[START]

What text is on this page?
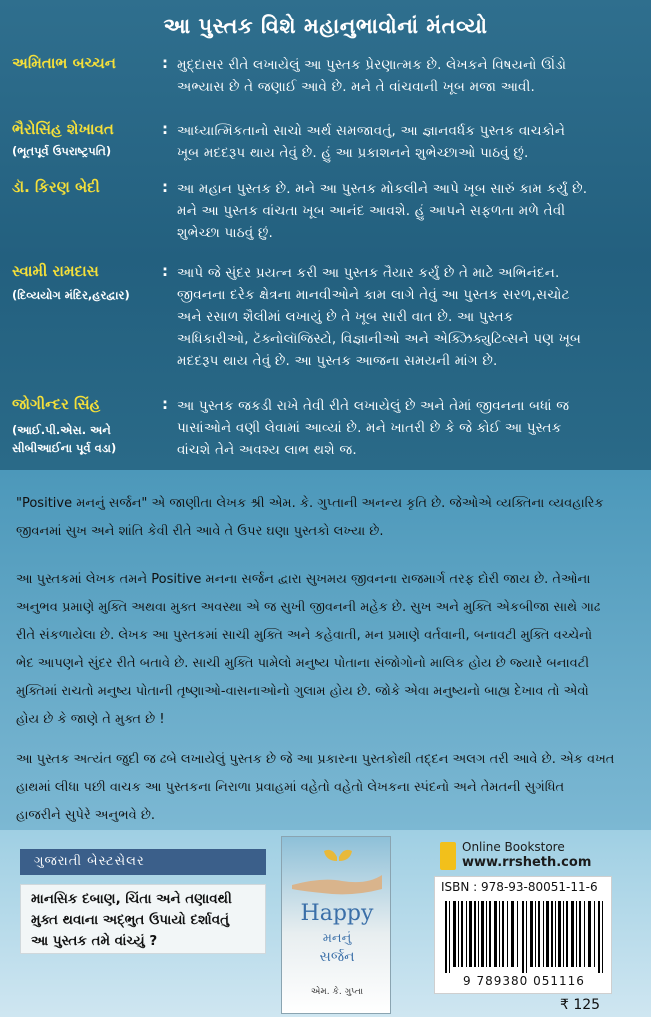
આ પુસ્તક વિશે મહાનુભાવોનાં મંતવ્યો
અમિતાભ બચ્ચન	: મુદ્દાસર રીતે લખાયેલું આ પુસ્તક પ્રેરણાત્મક છે. લેખકને વિષયનો ઊંડો
અભ્યાસ છે તે જણાઈ આવે છે. મને તે વાંચવાની ખૂબ મજા આવી.
ભૈરોસિંહ શેખાવત
(ભૂતપૂર્વ ઉપરાષ્ટ્રપતિ)
: આધ્યાત્મિકતાનો સાચો અર્થ સમજાવતું, આ જ્ઞાનવર્ધક પુસ્તક વાચકોને
ખૂબ મદદરૂપ થાય તેવું છે. હું આ પ્રકાશનને શુભેચ્છાઓ પાઠવું છું.
ડૉ. કિરણ બેદી	: આ મહાન પુસ્તક છે. મને આ પુસ્તક મોકલીને આપે ખૂબ સારું કામ કર્યું છે.
મને આ પુસ્તક વાંચતા ખૂબ આનંદ આવશે. હું આપને સફળતા મળે તેવી
શુભેચ્છા પાઠવું છું.
સ્વામી રામદાસ
(દિવ્યયોગ મંદિર,હરદ્વાર)
: આપે જે સુંદર પ્રયત્ન કરી આ પુસ્તક તૈયાર કર્યું છે તે માટે અભિનંદન.
જીવનના દરેક ક્ષેત્રના માનવીઓને કામ લાગે તેવું આ પુસ્તક સરળ,સચોટ
અને રસાળ શૈલીમાં લખાયું છે તે ખૂબ સારી વાત છે. આ પુસ્તક
અધિકારીઓ, ટૅક્નોલૉજિસ્ટો, વિજ્ઞાનીઓ અને એક્ઝિક્યુટિવ્સને પણ ખૂબ
મદદરૂપ થાય તેવું છે. આ પુસ્તક આજના સમયની માંગ છે.
જોગીન્દર સિંહ
(આઈ.પી.એસ. અને સીબીઆઈના પૂર્વ વડા)
: આ પુસ્તક જકડી રાખે તેવી રીતે લખાયેલું છે અને તેમાં જીવનના બધાં જ
પાસાંઓને વણી લેવામાં આવ્યાં છે. મને ખાતરી છે કે જે કોઈ આ પુસ્તક
વાંચશે તેને અવશ્ય લાભ થશે જ.
"Positive મનનું સર્જન" એ જાણીતા લેખક શ્રી એમ. કે. ગુપ્તાની અનન્ય કૃતિ છે. જેઓએ વ્યક્તિના વ્યવહારિક
જીવનમાં સુખ અને શાંતિ કેવી રીતે આવે તે ઉપર ઘણા પુસ્તકો લખ્યા છે.
આ પુસ્તકમાં લેખક તમને Positive મનના સર્જન દ્વારા સુખમય જીવનના રાજમાર્ગ તરફ દોરી જાય છે. તેઓના
અનુભવ પ્રમાણે મુક્તિ અથવા મુક્ત અવસ્થા એ જ સુખી જીવનની મહેક છે. સુખ અને મુક્તિ એકબીજા સાથે ગાઢ
રીતે સંકળાયેલા છે. લેખક આ પુસ્તકમાં સાચી મુક્તિ અને કહેવાતી, મન પ્રમાણે વર્તવાની, બનાવટી મુક્તિ વચ્ચેનો
ભેદ આપણને સુંદર રીતે બતાવે છે. સાચી મુક્તિ પામેલો મનુષ્ય પોતાના સંજોગોનો માલિક હોય છે જ્યારે બનાવટી
મુક્તિમાં રાચતો મનુષ્ય પોતાની તૃષ્ણાઓ-વાસનાઓનો ગુલામ હોય છે. જોકે એવા મનુષ્યનો બાહ્ય દેખાવ તો એવો
હોય છે કે જાણે તે મુક્ત છે !
આ પુસ્તક અત્યંત જુદી જ ઢબે લખાયેલું પુસ્તક છે જે આ પ્રકારના પુસ્તકોથી તદ્દન અલગ તરી આવે છે. એક વખત
હાથમાં લીધા પછી વાચક આ પુસ્તકના નિરાળા પ્રવાહમાં વહેતો વહેતો લેખકના સ્પંદનો અને તેમતની સુગંધિત
હાજરીને સુપેરે અનુભવે છે.
ગુજરાતી બેસ્ટસેલર
માનસિક દબાણ, ચિંતા અને તણાવથી
મુક્ત થવાના અદ્ભુત ઉપાયો દર્શાવતું
આ પુસ્તક તમે વાંચ્યું ?
Happy
મનનું
સર્જન
એમ. કે. ગુપ્તા
Online Bookstore
www.rrsheth.com
ISBN : 978-93-80051-11-6
9 789380 051116
₹ 125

[END]

Pick each line holding the word "Positive" out of the listing.

FULL ANSWER:
"Positive મનનું સર્જન" એ જાણીતા લેખક શ્રી એમ. કે. ગુપ્તાની અનન્ય કૃતિ છે. જેઓએ વ્યક્તિના વ્યવહારિક
આ પુસ્તકમાં લેખક તમને Positive મનના સર્જન દ્વારા સુખમય જીવનના રાજમાર્ગ તરફ દોરી જાય છે. તેઓના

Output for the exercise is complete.